— GIVEN PROBLEM —
Extract every record, keeping each one exactly as it is.

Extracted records

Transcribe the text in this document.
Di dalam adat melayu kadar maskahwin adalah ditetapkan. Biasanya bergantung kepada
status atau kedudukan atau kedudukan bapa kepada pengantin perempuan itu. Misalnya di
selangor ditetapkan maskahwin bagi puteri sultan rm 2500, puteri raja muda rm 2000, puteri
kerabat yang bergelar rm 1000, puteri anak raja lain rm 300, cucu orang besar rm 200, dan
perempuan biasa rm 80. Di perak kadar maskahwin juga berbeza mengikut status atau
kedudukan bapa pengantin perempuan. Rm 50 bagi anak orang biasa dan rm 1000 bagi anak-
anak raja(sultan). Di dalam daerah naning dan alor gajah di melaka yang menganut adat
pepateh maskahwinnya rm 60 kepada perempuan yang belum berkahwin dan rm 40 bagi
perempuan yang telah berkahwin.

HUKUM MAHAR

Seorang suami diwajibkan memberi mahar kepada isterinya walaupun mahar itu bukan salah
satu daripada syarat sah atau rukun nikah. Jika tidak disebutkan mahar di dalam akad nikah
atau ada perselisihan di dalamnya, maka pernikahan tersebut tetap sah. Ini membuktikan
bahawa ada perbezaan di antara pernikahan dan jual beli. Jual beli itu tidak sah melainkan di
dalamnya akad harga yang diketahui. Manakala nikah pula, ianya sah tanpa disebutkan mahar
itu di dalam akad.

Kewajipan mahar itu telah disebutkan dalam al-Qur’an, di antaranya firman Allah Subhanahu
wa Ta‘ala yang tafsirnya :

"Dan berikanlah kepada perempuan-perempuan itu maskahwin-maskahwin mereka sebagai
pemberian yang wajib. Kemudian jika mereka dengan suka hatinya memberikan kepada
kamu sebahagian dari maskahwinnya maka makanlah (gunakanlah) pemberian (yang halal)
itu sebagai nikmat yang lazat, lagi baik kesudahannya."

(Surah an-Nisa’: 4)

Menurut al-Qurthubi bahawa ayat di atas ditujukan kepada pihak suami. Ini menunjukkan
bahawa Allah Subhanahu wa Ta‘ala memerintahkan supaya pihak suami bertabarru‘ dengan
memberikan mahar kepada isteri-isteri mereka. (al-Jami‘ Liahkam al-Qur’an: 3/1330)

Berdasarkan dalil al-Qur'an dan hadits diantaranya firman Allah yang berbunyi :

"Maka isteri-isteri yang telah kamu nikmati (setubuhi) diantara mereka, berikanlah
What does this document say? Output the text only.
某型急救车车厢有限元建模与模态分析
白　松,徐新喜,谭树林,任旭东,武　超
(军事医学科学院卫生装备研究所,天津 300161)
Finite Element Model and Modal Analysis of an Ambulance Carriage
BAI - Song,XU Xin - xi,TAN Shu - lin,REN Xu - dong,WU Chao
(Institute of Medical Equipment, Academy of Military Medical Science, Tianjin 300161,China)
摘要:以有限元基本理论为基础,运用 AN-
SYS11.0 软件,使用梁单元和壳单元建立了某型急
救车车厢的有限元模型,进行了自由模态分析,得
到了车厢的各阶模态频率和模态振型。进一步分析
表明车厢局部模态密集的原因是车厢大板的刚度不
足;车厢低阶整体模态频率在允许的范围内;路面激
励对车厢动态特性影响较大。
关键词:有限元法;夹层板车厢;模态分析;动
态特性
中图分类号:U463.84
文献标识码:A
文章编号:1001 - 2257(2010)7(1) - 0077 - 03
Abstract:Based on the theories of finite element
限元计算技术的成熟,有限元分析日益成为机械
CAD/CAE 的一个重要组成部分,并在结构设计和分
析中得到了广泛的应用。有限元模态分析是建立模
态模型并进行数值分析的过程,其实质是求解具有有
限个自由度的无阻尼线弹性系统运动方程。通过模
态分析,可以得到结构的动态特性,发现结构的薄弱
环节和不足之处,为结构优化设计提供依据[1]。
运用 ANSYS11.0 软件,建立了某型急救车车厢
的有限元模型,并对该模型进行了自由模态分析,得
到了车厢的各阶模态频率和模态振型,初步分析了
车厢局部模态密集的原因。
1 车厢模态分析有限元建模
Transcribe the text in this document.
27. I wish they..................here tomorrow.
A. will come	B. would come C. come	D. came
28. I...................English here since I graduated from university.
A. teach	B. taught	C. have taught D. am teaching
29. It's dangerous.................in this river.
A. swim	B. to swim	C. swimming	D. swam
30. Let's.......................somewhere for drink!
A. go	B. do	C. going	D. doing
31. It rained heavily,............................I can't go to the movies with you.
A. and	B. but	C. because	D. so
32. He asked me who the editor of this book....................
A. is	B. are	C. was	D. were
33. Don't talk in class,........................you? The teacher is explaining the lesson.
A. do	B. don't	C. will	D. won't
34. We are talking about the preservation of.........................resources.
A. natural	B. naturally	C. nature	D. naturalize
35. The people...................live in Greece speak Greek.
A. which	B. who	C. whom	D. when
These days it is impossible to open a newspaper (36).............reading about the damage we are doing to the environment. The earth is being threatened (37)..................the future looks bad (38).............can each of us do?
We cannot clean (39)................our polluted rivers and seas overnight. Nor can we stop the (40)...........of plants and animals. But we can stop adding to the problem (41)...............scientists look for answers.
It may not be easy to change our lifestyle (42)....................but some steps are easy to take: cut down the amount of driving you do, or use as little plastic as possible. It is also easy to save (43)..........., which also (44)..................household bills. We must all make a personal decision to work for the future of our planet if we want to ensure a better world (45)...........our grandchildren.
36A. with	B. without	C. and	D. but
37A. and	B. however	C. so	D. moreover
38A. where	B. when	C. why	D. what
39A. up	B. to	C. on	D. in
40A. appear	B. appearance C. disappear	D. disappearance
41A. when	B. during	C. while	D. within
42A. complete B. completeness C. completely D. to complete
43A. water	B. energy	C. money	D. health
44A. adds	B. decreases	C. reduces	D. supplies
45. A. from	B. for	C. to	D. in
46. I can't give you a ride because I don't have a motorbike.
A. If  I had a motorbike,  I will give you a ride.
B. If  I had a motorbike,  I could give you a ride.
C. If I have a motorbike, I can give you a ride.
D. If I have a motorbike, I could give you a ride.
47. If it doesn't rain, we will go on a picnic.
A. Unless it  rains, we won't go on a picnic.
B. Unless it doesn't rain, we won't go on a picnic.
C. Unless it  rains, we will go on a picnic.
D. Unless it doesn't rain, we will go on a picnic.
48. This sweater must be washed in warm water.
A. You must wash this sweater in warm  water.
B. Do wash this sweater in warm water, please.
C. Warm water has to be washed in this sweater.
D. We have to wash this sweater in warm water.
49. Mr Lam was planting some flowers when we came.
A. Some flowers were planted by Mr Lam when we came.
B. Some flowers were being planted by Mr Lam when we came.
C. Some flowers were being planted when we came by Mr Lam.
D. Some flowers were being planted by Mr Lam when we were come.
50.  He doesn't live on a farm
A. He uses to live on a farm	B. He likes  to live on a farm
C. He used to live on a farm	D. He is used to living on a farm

— ANSWER IN FULL —
Transcribe the text in this document.
Di dalam adat melayu kadar maskahwin adalah ditetapkan. Biasanya bergantung kepada
status atau kedudukan atau kedudukan bapa kepada pengantin perempuan itu. Misalnya di
selangor ditetapkan maskahwin bagi puteri sultan rm 2500, puteri raja muda rm 2000, puteri
kerabat yang bergelar rm 1000, puteri anak raja lain rm 300, cucu orang besar rm 200, dan
perempuan biasa rm 80. Di perak kadar maskahwin juga berbeza mengikut status atau
kedudukan bapa pengantin perempuan. Rm 50 bagi anak orang biasa dan rm 1000 bagi anak-
anak raja(sultan). Di dalam daerah naning dan alor gajah di melaka yang menganut adat
pepateh maskahwinnya rm 60 kepada perempuan yang belum berkahwin dan rm 40 bagi
perempuan yang telah berkahwin.

HUKUM MAHAR

Seorang suami diwajibkan memberi mahar kepada isterinya walaupun mahar itu bukan salah
satu daripada syarat sah atau rukun nikah. Jika tidak disebutkan mahar di dalam akad nikah
atau ada perselisihan di dalamnya, maka pernikahan tersebut tetap sah. Ini membuktikan
bahawa ada perbezaan di antara pernikahan dan jual beli. Jual beli itu tidak sah melainkan di
dalamnya akad harga yang diketahui. Manakala nikah pula, ianya sah tanpa disebutkan mahar
itu di dalam akad.

Kewajipan mahar itu telah disebutkan dalam al-Qur’an, di antaranya firman Allah Subhanahu
wa Ta‘ala yang tafsirnya :

"Dan berikanlah kepada perempuan-perempuan itu maskahwin-maskahwin mereka sebagai
pemberian yang wajib. Kemudian jika mereka dengan suka hatinya memberikan kepada
kamu sebahagian dari maskahwinnya maka makanlah (gunakanlah) pemberian (yang halal)
itu sebagai nikmat yang lazat, lagi baik kesudahannya."

(Surah an-Nisa’: 4)

Menurut al-Qurthubi bahawa ayat di atas ditujukan kepada pihak suami. Ini menunjukkan
bahawa Allah Subhanahu wa Ta‘ala memerintahkan supaya pihak suami bertabarru‘ dengan
memberikan mahar kepada isteri-isteri mereka. (al-Jami‘ Liahkam al-Qur’an: 3/1330)

Berdasarkan dalil al-Qur'an dan hadits diantaranya firman Allah yang berbunyi :

"Maka isteri-isteri yang telah kamu nikmati (setubuhi) diantara mereka, berikanlah
What does this document say? Output the text only.
某型急救车车厢有限元建模与模态分析
白　松,徐新喜,谭树林,任旭东,武　超
(军事医学科学院卫生装备研究所,天津 300161)
Finite Element Model and Modal Analysis of an Ambulance Carriage
BAI - Song,XU Xin - xi,TAN Shu - lin,REN Xu - dong,WU Chao
(Institute of Medical Equipment, Academy of Military Medical Science, Tianjin 300161,China)
摘要:以有限元基本理论为基础,运用 AN-
SYS11.0 软件,使用梁单元和壳单元建立了某型急
救车车厢的有限元模型,进行了自由模态分析,得
到了车厢的各阶模态频率和模态振型。进一步分析
表明车厢局部模态密集的原因是车厢大板的刚度不
足;车厢低阶整体模态频率在允许的范围内;路面激
励对车厢动态特性影响较大。
关键词:有限元法;夹层板车厢;模态分析;动
态特性
中图分类号:U463.84
文献标识码:A
文章编号:1001 - 2257(2010)7(1) - 0077 - 03
Abstract:Based on the theories of finite element
限元计算技术的成熟,有限元分析日益成为机械
CAD/CAE 的一个重要组成部分,并在结构设计和分
析中得到了广泛的应用。有限元模态分析是建立模
态模型并进行数值分析的过程,其实质是求解具有有
限个自由度的无阻尼线弹性系统运动方程。通过模
态分析,可以得到结构的动态特性,发现结构的薄弱
环节和不足之处,为结构优化设计提供依据[1]。
运用 ANSYS11.0 软件,建立了某型急救车车厢
的有限元模型,并对该模型进行了自由模态分析,得
到了车厢的各阶模态频率和模态振型,初步分析了
车厢局部模态密集的原因。
1 车厢模态分析有限元建模
Transcribe the text in this document.
27. I wish they..................here tomorrow.
A. will come	B. would come C. come	D. came
28. I...................English here since I graduated from university.
A. teach	B. taught	C. have taught D. am teaching
29. It's dangerous.................in this river.
A. swim	B. to swim	C. swimming	D. swam
30. Let's.......................somewhere for drink!
A. go	B. do	C. going	D. doing
31. It rained heavily,............................I can't go to the movies with you.
A. and	B. but	C. because	D. so
32. He asked me who the editor of this book....................
A. is	B. are	C. was	D. were
33. Don't talk in class,........................you? The teacher is explaining the lesson.
A. do	B. don't	C. will	D. won't
34. We are talking about the preservation of.........................resources.
A. natural	B. naturally	C. nature	D. naturalize
35. The people...................live in Greece speak Greek.
A. which	B. who	C. whom	D. when
These days it is impossible to open a newspaper (36).............reading about the damage we are doing to the environment. The earth is being threatened (37)..................the future looks bad (38).............can each of us do?
We cannot clean (39)................our polluted rivers and seas overnight. Nor can we stop the (40)...........of plants and animals. But we can stop adding to the problem (41)...............scientists look for answers.
It may not be easy to change our lifestyle (42)....................but some steps are easy to take: cut down the amount of driving you do, or use as little plastic as possible. It is also easy to save (43)..........., which also (44)..................household bills. We must all make a personal decision to work for the future of our planet if we want to ensure a better world (45)...........our grandchildren.
36A. with	B. without	C. and	D. but
37A. and	B. however	C. so	D. moreover
38A. where	B. when	C. why	D. what
39A. up	B. to	C. on	D. in
40A. appear	B. appearance C. disappear	D. disappearance
41A. when	B. during	C. while	D. within
42A. complete B. completeness C. completely D. to complete
43A. water	B. energy	C. money	D. health
44A. adds	B. decreases	C. reduces	D. supplies
45. A. from	B. for	C. to	D. in
46. I can't give you a ride because I don't have a motorbike.
A. If  I had a motorbike,  I will give you a ride.
B. If  I had a motorbike,  I could give you a ride.
C. If I have a motorbike, I can give you a ride.
D. If I have a motorbike, I could give you a ride.
47. If it doesn't rain, we will go on a picnic.
A. Unless it  rains, we won't go on a picnic.
B. Unless it doesn't rain, we won't go on a picnic.
C. Unless it  rains, we will go on a picnic.
D. Unless it doesn't rain, we will go on a picnic.
48. This sweater must be washed in warm water.
A. You must wash this sweater in warm  water.
B. Do wash this sweater in warm water, please.
C. Warm water has to be washed in this sweater.
D. We have to wash this sweater in warm water.
49. Mr Lam was planting some flowers when we came.
A. Some flowers were planted by Mr Lam when we came.
B. Some flowers were being planted by Mr Lam when we came.
C. Some flowers were being planted when we came by Mr Lam.
D. Some flowers were being planted by Mr Lam when we were come.
50.  He doesn't live on a farm
A. He uses to live on a farm	B. He likes  to live on a farm
C. He used to live on a farm	D. He is used to living on a farm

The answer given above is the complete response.